── Record excerpts ──

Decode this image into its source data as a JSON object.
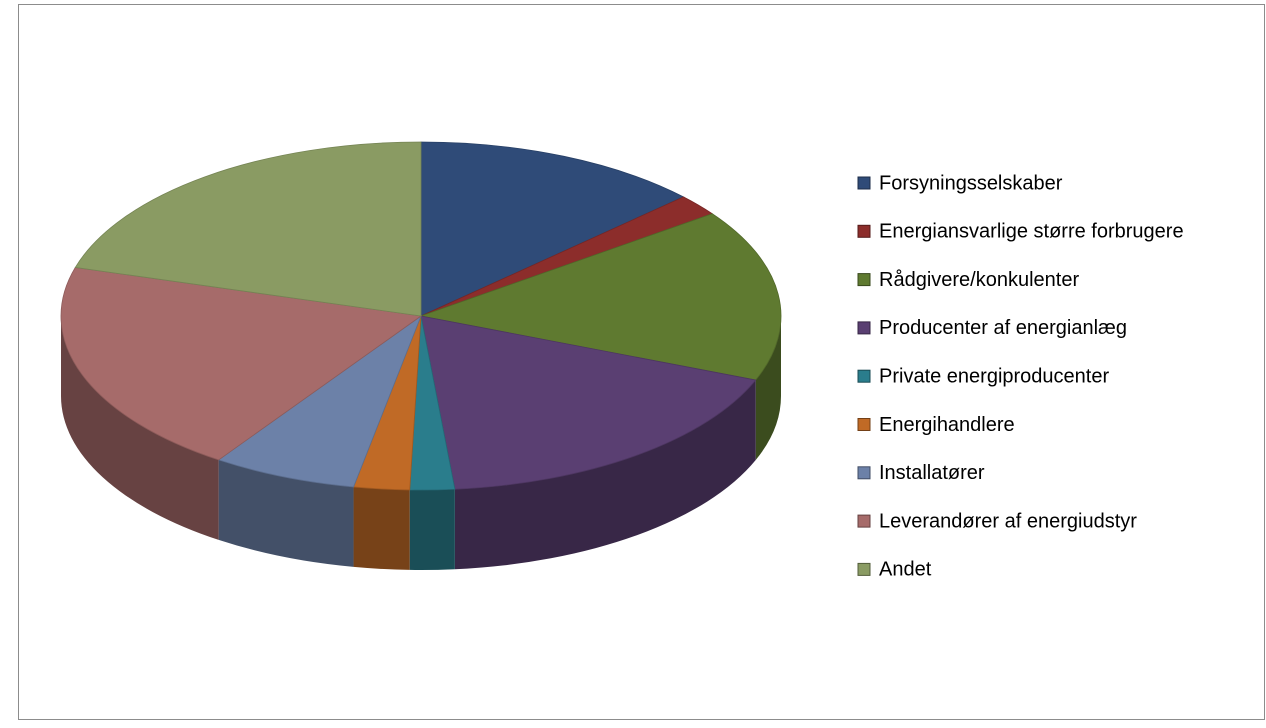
{
  "chart_data": {
    "type": "pie",
    "categories": [
      "Forsyningsselskaber",
      "Energiansvarlige større forbrugere",
      "Rådgivere/konkulenter",
      "Producenter af energianlæg",
      "Private energiproducenter",
      "Energihandlere",
      "Installatører",
      "Leverandører af energiudstyr",
      "Andet"
    ],
    "values": [
      13,
      2,
      16,
      17.5,
      2,
      2.5,
      6.5,
      20,
      20.5
    ],
    "colors": [
      "#2f4b78",
      "#8c2d2b",
      "#5f7a30",
      "#5a3f72",
      "#2a7d8c",
      "#c06a26",
      "#6c81a8",
      "#a66b6a",
      "#8a9b63"
    ],
    "legend": "right"
  }
}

───

### Task details
The listing above must be printed again exactly, minus its pictures.

### Problem solution
Decode this image into its source data as a JSON object.
{
  "chart_data": {
    "type": "pie",
    "categories": [
      "Forsyningsselskaber",
      "Energiansvarlige større forbrugere",
      "Rådgivere/konkulenter",
      "Producenter af energianlæg",
      "Private energiproducenter",
      "Energihandlere",
      "Installatører",
      "Leverandører af energiudstyr",
      "Andet"
    ],
    "values": [
      13,
      2,
      16,
      17.5,
      2,
      2.5,
      6.5,
      20,
      20.5
    ],
    "colors": [
      "#2f4b78",
      "#8c2d2b",
      "#5f7a30",
      "#5a3f72",
      "#2a7d8c",
      "#c06a26",
      "#6c81a8",
      "#a66b6a",
      "#8a9b63"
    ],
    "legend": "right"
  }
}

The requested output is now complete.